== Given information ==
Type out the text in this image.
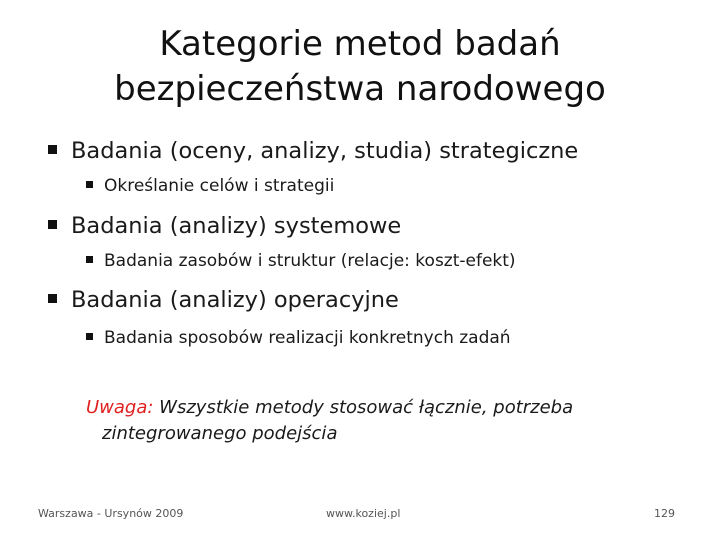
Kategorie metod badań
bezpieczeństwa narodowego
Badania (oceny, analizy, studia) strategiczne
Określanie celów i strategii
Badania (analizy) systemowe
Badania zasobów i struktur (relacje: koszt-efekt)
Badania (analizy) operacyjne
Badania sposobów realizacji konkretnych zadań
Uwaga: Wszystkie metody stosować łącznie, potrzeba
zintegrowanego podejścia
Warszawa - Ursynów 2009	www.koziej.pl	129
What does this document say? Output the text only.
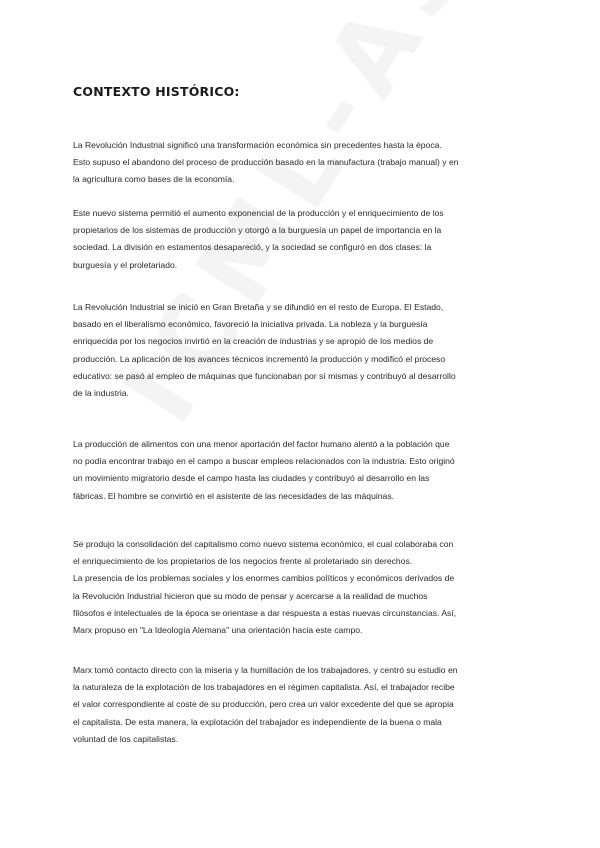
CONTEXTO HISTÓRICO:
La Revolución Industrial significó una transformación económica sin precedentes hasta la época.
Esto supuso el abandono del proceso de producción basado en la manufactura (trabajo manual) y en
la agricultura como bases de la economía.
Este nuevo sistema permitió el aumento exponencial de la producción y el enriquecimiento de los
propietarios de los sistemas de producción y otorgó a la burguesía un papel de importancia en la
sociedad. La división en estamentos desapareció, y la sociedad se configuró en dos clases: la
burguesía y el proletariado.
La Revolución Industrial se inició en Gran Bretaña y se difundió en el resto de Europa. El Estado,
basado en el liberalismo económico, favoreció la iniciativa privada. La nobleza y la burguesía
enriquecida por los negocios invirtió en la creación de industrias y se apropió de los medios de
producción. La aplicación de los avances técnicos incrementó la producción y modificó el proceso
educativo: se pasó al empleo de máquinas que funcionaban por sí mismas y contribuyó al desarrollo
de la industria.
La producción de alimentos con una menor aportación del factor humano alentó a la población que
no podía encontrar trabajo en el campo a buscar empleos relacionados con la industria. Esto originó
un movimiento migratorio desde el campo hasta las ciudades y contribuyó al desarrollo en las
fábricas. El hombre se convirtió en el asistente de las necesidades de las máquinas.
Se produjo la consolidación del capitalismo como nuevo sistema económico, el cual colaboraba con
el enriquecimiento de los propietarios de los negocios frente al proletariado sin derechos.
La presencia de los problemas sociales y los enormes cambios políticos y económicos derivados de
la Revolución Industrial hicieron que su modo de pensar y acercarse a la realidad de muchos
filósofos e intelectuales de la época se orientase a dar respuesta a estas nuevas circunstancias. Así,
Marx propuso en "La Ideología Alemana" una orientación hacia este campo.
Marx tomó contacto directo con la miseria y la humillación de los trabajadores, y centró su estudio en
la naturaleza de la explotación de los trabajadores en el régimen capitalista. Así, el trabajador recibe
el valor correspondiente al coste de su producción, pero crea un valor excedente del que se apropia
el capitalista. De esta manera, la explotación del trabajador es independiente de la buena o mala
voluntad de los capitalistas.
===
_Work to be completed_
Copy everything in the records above except the pictures, exactly as written.

_The result_
Type out the text in this image.
Kategorie metod badań
bezpieczeństwa narodowego
Badania (oceny, analizy, studia) strategiczne
Określanie celów i strategii
Badania (analizy) systemowe
Badania zasobów i struktur (relacje: koszt-efekt)
Badania (analizy) operacyjne
Badania sposobów realizacji konkretnych zadań
Uwaga: Wszystkie metody stosować łącznie, potrzeba
zintegrowanego podejścia
Warszawa - Ursynów 2009	www.koziej.pl	129
What does this document say? Output the text only.
CONTEXTO HISTÓRICO:
La Revolución Industrial significó una transformación económica sin precedentes hasta la época.
Esto supuso el abandono del proceso de producción basado en la manufactura (trabajo manual) y en
la agricultura como bases de la economía.
Este nuevo sistema permitió el aumento exponencial de la producción y el enriquecimiento de los
propietarios de los sistemas de producción y otorgó a la burguesía un papel de importancia en la
sociedad. La división en estamentos desapareció, y la sociedad se configuró en dos clases: la
burguesía y el proletariado.
La Revolución Industrial se inició en Gran Bretaña y se difundió en el resto de Europa. El Estado,
basado en el liberalismo económico, favoreció la iniciativa privada. La nobleza y la burguesía
enriquecida por los negocios invirtió en la creación de industrias y se apropió de los medios de
producción. La aplicación de los avances técnicos incrementó la producción y modificó el proceso
educativo: se pasó al empleo de máquinas que funcionaban por sí mismas y contribuyó al desarrollo
de la industria.
La producción de alimentos con una menor aportación del factor humano alentó a la población que
no podía encontrar trabajo en el campo a buscar empleos relacionados con la industria. Esto originó
un movimiento migratorio desde el campo hasta las ciudades y contribuyó al desarrollo en las
fábricas. El hombre se convirtió en el asistente de las necesidades de las máquinas.
Se produjo la consolidación del capitalismo como nuevo sistema económico, el cual colaboraba con
el enriquecimiento de los propietarios de los negocios frente al proletariado sin derechos.
La presencia de los problemas sociales y los enormes cambios políticos y económicos derivados de
la Revolución Industrial hicieron que su modo de pensar y acercarse a la realidad de muchos
filósofos e intelectuales de la época se orientase a dar respuesta a estas nuevas circunstancias. Así,
Marx propuso en "La Ideología Alemana" una orientación hacia este campo.
Marx tomó contacto directo con la miseria y la humillación de los trabajadores, y centró su estudio en
la naturaleza de la explotación de los trabajadores en el régimen capitalista. Así, el trabajador recibe
el valor correspondiente al coste de su producción, pero crea un valor excedente del que se apropia
el capitalista. De esta manera, la explotación del trabajador es independiente de la buena o mala
voluntad de los capitalistas.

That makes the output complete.